▶ _Data provided_
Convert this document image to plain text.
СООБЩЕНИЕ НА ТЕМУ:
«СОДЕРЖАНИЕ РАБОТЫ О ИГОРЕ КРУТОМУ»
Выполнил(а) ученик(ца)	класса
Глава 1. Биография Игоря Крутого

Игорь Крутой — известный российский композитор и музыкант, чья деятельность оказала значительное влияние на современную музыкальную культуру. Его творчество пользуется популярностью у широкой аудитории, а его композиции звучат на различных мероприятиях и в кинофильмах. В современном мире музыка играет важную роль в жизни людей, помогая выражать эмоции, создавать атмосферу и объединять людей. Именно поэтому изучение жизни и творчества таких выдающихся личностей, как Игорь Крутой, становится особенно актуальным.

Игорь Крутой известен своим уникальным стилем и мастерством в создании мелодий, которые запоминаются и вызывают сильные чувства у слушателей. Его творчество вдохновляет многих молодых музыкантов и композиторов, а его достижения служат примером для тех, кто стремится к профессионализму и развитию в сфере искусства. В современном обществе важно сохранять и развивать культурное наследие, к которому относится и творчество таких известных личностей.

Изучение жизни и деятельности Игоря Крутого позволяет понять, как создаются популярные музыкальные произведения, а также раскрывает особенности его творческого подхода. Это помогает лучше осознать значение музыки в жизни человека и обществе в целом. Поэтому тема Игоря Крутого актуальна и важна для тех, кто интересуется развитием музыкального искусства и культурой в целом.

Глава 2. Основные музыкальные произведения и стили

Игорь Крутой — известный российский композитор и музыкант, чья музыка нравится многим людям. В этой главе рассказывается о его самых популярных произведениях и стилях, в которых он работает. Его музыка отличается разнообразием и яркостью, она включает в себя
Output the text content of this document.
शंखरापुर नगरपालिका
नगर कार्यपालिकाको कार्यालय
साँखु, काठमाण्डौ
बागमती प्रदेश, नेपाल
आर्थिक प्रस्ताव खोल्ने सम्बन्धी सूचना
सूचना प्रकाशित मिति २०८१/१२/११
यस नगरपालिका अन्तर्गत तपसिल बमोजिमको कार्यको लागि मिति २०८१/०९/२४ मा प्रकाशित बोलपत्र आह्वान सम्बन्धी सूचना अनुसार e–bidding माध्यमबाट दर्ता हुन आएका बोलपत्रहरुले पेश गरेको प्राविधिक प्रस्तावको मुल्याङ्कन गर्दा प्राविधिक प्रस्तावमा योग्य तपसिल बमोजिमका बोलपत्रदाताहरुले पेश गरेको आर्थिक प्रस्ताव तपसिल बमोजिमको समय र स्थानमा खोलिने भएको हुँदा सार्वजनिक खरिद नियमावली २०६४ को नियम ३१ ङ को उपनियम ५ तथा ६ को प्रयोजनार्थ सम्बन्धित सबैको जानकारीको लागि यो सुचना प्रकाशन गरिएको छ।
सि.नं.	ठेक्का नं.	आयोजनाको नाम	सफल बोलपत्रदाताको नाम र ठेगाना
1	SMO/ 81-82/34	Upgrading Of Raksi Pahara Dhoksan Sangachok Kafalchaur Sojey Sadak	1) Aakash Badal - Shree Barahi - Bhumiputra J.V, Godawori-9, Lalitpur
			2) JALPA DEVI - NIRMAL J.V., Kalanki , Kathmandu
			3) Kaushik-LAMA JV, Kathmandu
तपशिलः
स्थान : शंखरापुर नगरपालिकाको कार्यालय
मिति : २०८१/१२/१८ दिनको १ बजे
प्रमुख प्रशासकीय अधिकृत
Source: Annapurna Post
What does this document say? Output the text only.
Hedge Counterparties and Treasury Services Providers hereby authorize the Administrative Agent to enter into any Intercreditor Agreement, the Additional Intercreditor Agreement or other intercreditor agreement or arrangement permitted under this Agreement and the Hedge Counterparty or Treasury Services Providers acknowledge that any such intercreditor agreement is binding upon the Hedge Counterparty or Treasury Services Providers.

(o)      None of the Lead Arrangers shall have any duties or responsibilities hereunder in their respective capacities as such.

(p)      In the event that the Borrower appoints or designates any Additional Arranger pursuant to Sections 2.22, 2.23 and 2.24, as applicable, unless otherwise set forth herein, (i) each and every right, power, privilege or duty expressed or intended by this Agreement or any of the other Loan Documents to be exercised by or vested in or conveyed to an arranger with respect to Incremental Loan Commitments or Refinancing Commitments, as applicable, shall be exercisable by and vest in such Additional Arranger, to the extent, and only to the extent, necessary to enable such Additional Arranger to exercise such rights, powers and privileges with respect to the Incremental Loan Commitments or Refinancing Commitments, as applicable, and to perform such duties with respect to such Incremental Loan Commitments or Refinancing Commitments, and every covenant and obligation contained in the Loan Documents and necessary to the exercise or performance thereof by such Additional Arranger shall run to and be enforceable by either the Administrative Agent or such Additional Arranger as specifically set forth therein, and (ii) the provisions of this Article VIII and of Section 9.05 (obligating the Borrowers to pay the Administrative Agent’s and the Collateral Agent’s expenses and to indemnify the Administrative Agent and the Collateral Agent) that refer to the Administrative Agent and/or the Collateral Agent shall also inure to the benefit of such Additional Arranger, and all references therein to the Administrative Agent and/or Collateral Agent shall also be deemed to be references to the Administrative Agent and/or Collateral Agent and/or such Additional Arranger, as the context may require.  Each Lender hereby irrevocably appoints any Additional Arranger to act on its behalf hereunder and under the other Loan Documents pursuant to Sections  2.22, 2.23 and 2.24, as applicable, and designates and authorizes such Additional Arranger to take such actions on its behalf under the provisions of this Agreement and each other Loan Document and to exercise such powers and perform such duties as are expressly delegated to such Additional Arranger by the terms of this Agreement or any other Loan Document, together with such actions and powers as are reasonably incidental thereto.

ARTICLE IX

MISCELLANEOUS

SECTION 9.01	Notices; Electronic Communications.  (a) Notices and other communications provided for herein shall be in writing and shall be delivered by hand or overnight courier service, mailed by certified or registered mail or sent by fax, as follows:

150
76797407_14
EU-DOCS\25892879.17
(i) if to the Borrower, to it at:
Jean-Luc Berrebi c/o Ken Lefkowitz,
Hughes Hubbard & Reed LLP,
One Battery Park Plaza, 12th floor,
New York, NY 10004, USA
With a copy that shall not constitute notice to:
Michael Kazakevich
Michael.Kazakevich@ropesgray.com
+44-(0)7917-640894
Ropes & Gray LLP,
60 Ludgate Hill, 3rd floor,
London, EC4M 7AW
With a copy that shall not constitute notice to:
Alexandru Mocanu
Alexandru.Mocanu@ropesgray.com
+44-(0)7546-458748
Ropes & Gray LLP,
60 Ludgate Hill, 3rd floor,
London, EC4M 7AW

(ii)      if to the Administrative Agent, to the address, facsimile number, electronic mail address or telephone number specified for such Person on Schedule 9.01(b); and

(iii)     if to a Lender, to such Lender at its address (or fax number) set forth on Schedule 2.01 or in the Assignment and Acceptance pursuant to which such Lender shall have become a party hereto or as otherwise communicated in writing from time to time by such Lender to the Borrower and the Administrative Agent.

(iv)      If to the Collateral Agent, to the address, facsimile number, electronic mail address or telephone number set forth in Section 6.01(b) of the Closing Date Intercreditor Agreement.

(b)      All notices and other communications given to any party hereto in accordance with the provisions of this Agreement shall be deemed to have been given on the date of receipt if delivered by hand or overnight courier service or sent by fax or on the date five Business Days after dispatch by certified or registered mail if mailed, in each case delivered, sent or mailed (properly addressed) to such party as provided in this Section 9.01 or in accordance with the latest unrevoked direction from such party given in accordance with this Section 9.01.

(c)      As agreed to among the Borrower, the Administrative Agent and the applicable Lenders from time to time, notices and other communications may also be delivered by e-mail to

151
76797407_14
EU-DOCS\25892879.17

▶ _Problem to work on_
From the data above, gather every line that includes the word "ropesgray".

▶ _Output below_
Michael.Kazakevich@ropesgray.com
Alexandru.Mocanu@ropesgray.com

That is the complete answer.